INPUT DATA:

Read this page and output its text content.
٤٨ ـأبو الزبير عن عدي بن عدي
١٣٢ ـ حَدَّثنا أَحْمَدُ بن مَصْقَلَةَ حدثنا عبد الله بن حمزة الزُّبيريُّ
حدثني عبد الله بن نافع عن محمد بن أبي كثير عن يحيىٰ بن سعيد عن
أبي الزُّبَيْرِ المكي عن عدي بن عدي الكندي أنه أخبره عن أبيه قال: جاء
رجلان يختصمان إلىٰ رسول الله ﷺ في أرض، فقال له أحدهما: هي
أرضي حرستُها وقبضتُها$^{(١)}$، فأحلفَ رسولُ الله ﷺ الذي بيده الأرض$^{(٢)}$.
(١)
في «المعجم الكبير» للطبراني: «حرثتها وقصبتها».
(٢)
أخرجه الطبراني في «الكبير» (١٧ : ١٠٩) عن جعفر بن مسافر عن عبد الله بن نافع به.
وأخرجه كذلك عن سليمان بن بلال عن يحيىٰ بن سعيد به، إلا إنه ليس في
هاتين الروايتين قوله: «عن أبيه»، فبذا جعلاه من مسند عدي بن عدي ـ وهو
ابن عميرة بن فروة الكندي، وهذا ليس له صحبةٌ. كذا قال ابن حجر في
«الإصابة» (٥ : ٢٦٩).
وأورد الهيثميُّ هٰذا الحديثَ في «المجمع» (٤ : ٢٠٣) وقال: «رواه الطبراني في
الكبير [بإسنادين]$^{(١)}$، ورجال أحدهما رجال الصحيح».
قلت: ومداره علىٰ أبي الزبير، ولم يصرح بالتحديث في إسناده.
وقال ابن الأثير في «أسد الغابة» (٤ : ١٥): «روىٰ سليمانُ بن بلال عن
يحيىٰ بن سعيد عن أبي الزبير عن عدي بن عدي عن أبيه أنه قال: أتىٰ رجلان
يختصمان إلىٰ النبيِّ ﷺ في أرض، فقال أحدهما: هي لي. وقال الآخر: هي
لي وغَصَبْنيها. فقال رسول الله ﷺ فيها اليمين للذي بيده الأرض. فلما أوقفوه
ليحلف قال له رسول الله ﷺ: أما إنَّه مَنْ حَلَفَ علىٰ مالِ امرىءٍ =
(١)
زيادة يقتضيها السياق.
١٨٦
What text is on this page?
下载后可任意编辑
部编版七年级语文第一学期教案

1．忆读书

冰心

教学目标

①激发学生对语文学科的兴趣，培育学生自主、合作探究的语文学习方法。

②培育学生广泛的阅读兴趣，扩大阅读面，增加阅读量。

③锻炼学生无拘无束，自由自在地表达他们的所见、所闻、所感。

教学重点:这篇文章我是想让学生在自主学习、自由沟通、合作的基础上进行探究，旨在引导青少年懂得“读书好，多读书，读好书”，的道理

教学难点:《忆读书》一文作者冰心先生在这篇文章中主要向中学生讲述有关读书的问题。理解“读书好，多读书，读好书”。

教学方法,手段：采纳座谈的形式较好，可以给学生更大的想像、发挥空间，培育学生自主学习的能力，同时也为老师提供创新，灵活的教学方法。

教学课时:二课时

YOUR OBJECTIVE:
All of the entries above must be quoted exactly.

EXERCISE SOLUTION:
Read this page and output its text content.
٤٨ ـأبو الزبير عن عدي بن عدي
١٣٢ ـ حَدَّثنا أَحْمَدُ بن مَصْقَلَةَ حدثنا عبد الله بن حمزة الزُّبيريُّ
حدثني عبد الله بن نافع عن محمد بن أبي كثير عن يحيىٰ بن سعيد عن
أبي الزُّبَيْرِ المكي عن عدي بن عدي الكندي أنه أخبره عن أبيه قال: جاء
رجلان يختصمان إلىٰ رسول الله ﷺ في أرض، فقال له أحدهما: هي
أرضي حرستُها وقبضتُها$^{(١)}$، فأحلفَ رسولُ الله ﷺ الذي بيده الأرض$^{(٢)}$.
(١)
في «المعجم الكبير» للطبراني: «حرثتها وقصبتها».
(٢)
أخرجه الطبراني في «الكبير» (١٧ : ١٠٩) عن جعفر بن مسافر عن عبد الله بن نافع به.
وأخرجه كذلك عن سليمان بن بلال عن يحيىٰ بن سعيد به، إلا إنه ليس في
هاتين الروايتين قوله: «عن أبيه»، فبذا جعلاه من مسند عدي بن عدي ـ وهو
ابن عميرة بن فروة الكندي، وهذا ليس له صحبةٌ. كذا قال ابن حجر في
«الإصابة» (٥ : ٢٦٩).
وأورد الهيثميُّ هٰذا الحديثَ في «المجمع» (٤ : ٢٠٣) وقال: «رواه الطبراني في
الكبير [بإسنادين]$^{(١)}$، ورجال أحدهما رجال الصحيح».
قلت: ومداره علىٰ أبي الزبير، ولم يصرح بالتحديث في إسناده.
وقال ابن الأثير في «أسد الغابة» (٤ : ١٥): «روىٰ سليمانُ بن بلال عن
يحيىٰ بن سعيد عن أبي الزبير عن عدي بن عدي عن أبيه أنه قال: أتىٰ رجلان
يختصمان إلىٰ النبيِّ ﷺ في أرض، فقال أحدهما: هي لي. وقال الآخر: هي
لي وغَصَبْنيها. فقال رسول الله ﷺ فيها اليمين للذي بيده الأرض. فلما أوقفوه
ليحلف قال له رسول الله ﷺ: أما إنَّه مَنْ حَلَفَ علىٰ مالِ امرىءٍ =
(١)
زيادة يقتضيها السياق.
١٨٦
What text is on this page?
下载后可任意编辑
部编版七年级语文第一学期教案

1．忆读书

冰心

教学目标

①激发学生对语文学科的兴趣，培育学生自主、合作探究的语文学习方法。

②培育学生广泛的阅读兴趣，扩大阅读面，增加阅读量。

③锻炼学生无拘无束，自由自在地表达他们的所见、所闻、所感。

教学重点:这篇文章我是想让学生在自主学习、自由沟通、合作的基础上进行探究，旨在引导青少年懂得“读书好，多读书，读好书”，的道理

教学难点:《忆读书》一文作者冰心先生在这篇文章中主要向中学生讲述有关读书的问题。理解“读书好，多读书，读好书”。

教学方法,手段：采纳座谈的形式较好，可以给学生更大的想像、发挥空间，培育学生自主学习的能力，同时也为老师提供创新，灵活的教学方法。

教学课时:二课时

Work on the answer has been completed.